• [WRITTEN PROBLEM]
Pick out the lines in the listing below that contain the word "JSON" and copy them.

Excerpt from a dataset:
╭──

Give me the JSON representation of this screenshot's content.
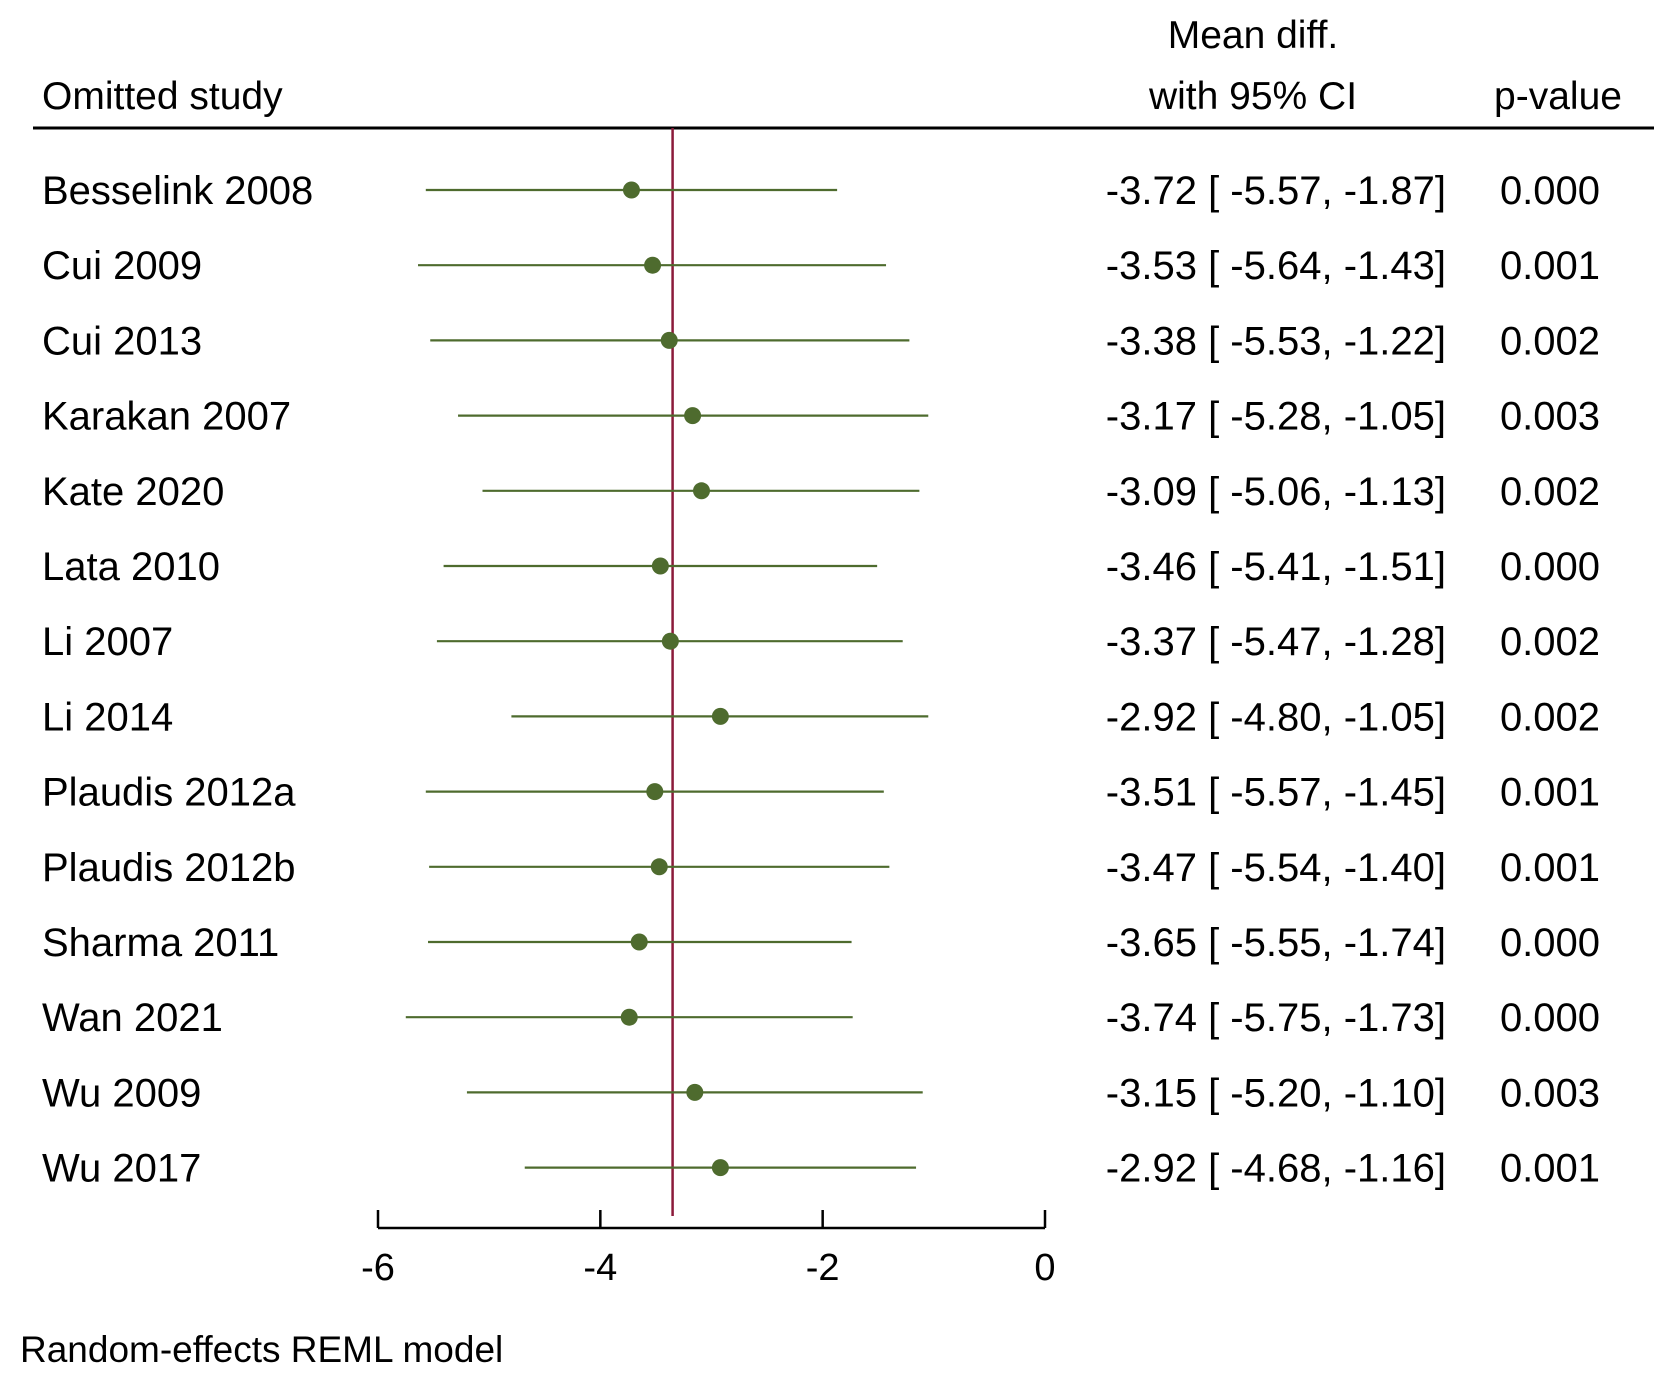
{
  "colors": {
    "marker": "#4e6b2e",
    "ci_line": "#4e6b2e",
    "reference_line": "#8b1a3a",
    "axis": "#000000",
    "text": "#000000"
  },
  "header": {
    "study_col": "Omitted study",
    "effect_col_line1": "Mean diff.",
    "effect_col_line2": "with 95% CI",
    "p_col": "p-value"
  },
  "footer": {
    "model_note": "Random-effects REML model"
  },
  "chart_data": {
    "type": "forest",
    "xlim": [
      -6,
      0
    ],
    "xticks": [
      -6,
      -4,
      -2,
      0
    ],
    "xtick_labels": [
      "-6",
      "-4",
      "-2",
      "0"
    ],
    "reference_line": -3.35,
    "grid": false,
    "studies": [
      {
        "label": "Besselink 2008",
        "estimate": -3.72,
        "lower": -5.57,
        "upper": -1.87,
        "ci_text": "-3.72 [ -5.57,  -1.87]",
        "p_value": "0.000"
      },
      {
        "label": "Cui 2009",
        "estimate": -3.53,
        "lower": -5.64,
        "upper": -1.43,
        "ci_text": "-3.53 [ -5.64,  -1.43]",
        "p_value": "0.001"
      },
      {
        "label": "Cui 2013",
        "estimate": -3.38,
        "lower": -5.53,
        "upper": -1.22,
        "ci_text": "-3.38 [ -5.53,  -1.22]",
        "p_value": "0.002"
      },
      {
        "label": "Karakan 2007",
        "estimate": -3.17,
        "lower": -5.28,
        "upper": -1.05,
        "ci_text": "-3.17 [ -5.28,  -1.05]",
        "p_value": "0.003"
      },
      {
        "label": "Kate 2020",
        "estimate": -3.09,
        "lower": -5.06,
        "upper": -1.13,
        "ci_text": "-3.09 [ -5.06,  -1.13]",
        "p_value": "0.002"
      },
      {
        "label": "Lata 2010",
        "estimate": -3.46,
        "lower": -5.41,
        "upper": -1.51,
        "ci_text": "-3.46 [ -5.41,  -1.51]",
        "p_value": "0.000"
      },
      {
        "label": "Li 2007",
        "estimate": -3.37,
        "lower": -5.47,
        "upper": -1.28,
        "ci_text": "-3.37 [ -5.47,  -1.28]",
        "p_value": "0.002"
      },
      {
        "label": "Li 2014",
        "estimate": -2.92,
        "lower": -4.8,
        "upper": -1.05,
        "ci_text": "-2.92 [ -4.80,  -1.05]",
        "p_value": "0.002"
      },
      {
        "label": "Plaudis 2012a",
        "estimate": -3.51,
        "lower": -5.57,
        "upper": -1.45,
        "ci_text": "-3.51 [ -5.57,  -1.45]",
        "p_value": "0.001"
      },
      {
        "label": "Plaudis 2012b",
        "estimate": -3.47,
        "lower": -5.54,
        "upper": -1.4,
        "ci_text": "-3.47 [ -5.54,  -1.40]",
        "p_value": "0.001"
      },
      {
        "label": "Sharma 2011",
        "estimate": -3.65,
        "lower": -5.55,
        "upper": -1.74,
        "ci_text": "-3.65 [ -5.55,  -1.74]",
        "p_value": "0.000"
      },
      {
        "label": "Wan 2021",
        "estimate": -3.74,
        "lower": -5.75,
        "upper": -1.73,
        "ci_text": "-3.74 [ -5.75,  -1.73]",
        "p_value": "0.000"
      },
      {
        "label": "Wu 2009",
        "estimate": -3.15,
        "lower": -5.2,
        "upper": -1.1,
        "ci_text": "-3.15 [ -5.20,  -1.10]",
        "p_value": "0.003"
      },
      {
        "label": "Wu 2017",
        "estimate": -2.92,
        "lower": -4.68,
        "upper": -1.16,
        "ci_text": "-2.92 [ -4.68,  -1.16]",
        "p_value": "0.001"
      }
    ]
  }
}
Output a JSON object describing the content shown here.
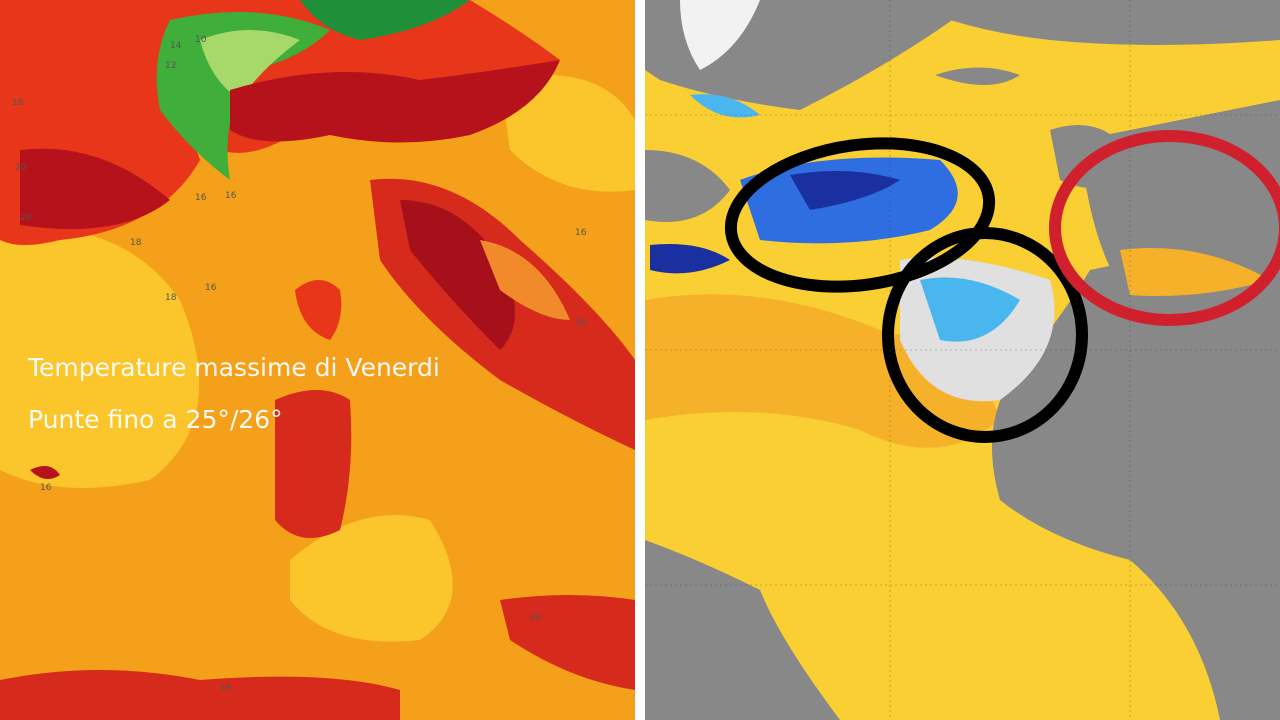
{
  "left_map": {
    "caption_line1": "Temperature massime di Venerdi",
    "caption_line2": "Punte fino a 25°/26°",
    "contour_labels": [
      "14",
      "12",
      "10",
      "16",
      "18",
      "20",
      "16",
      "18",
      "16",
      "16",
      "20",
      "18",
      "16",
      "16",
      "18",
      "20"
    ]
  }
}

╰──

• [ANSWER TO THIS TASK]
Give me the JSON representation of this screenshot's content.
Output a JSON object describing the content shown here.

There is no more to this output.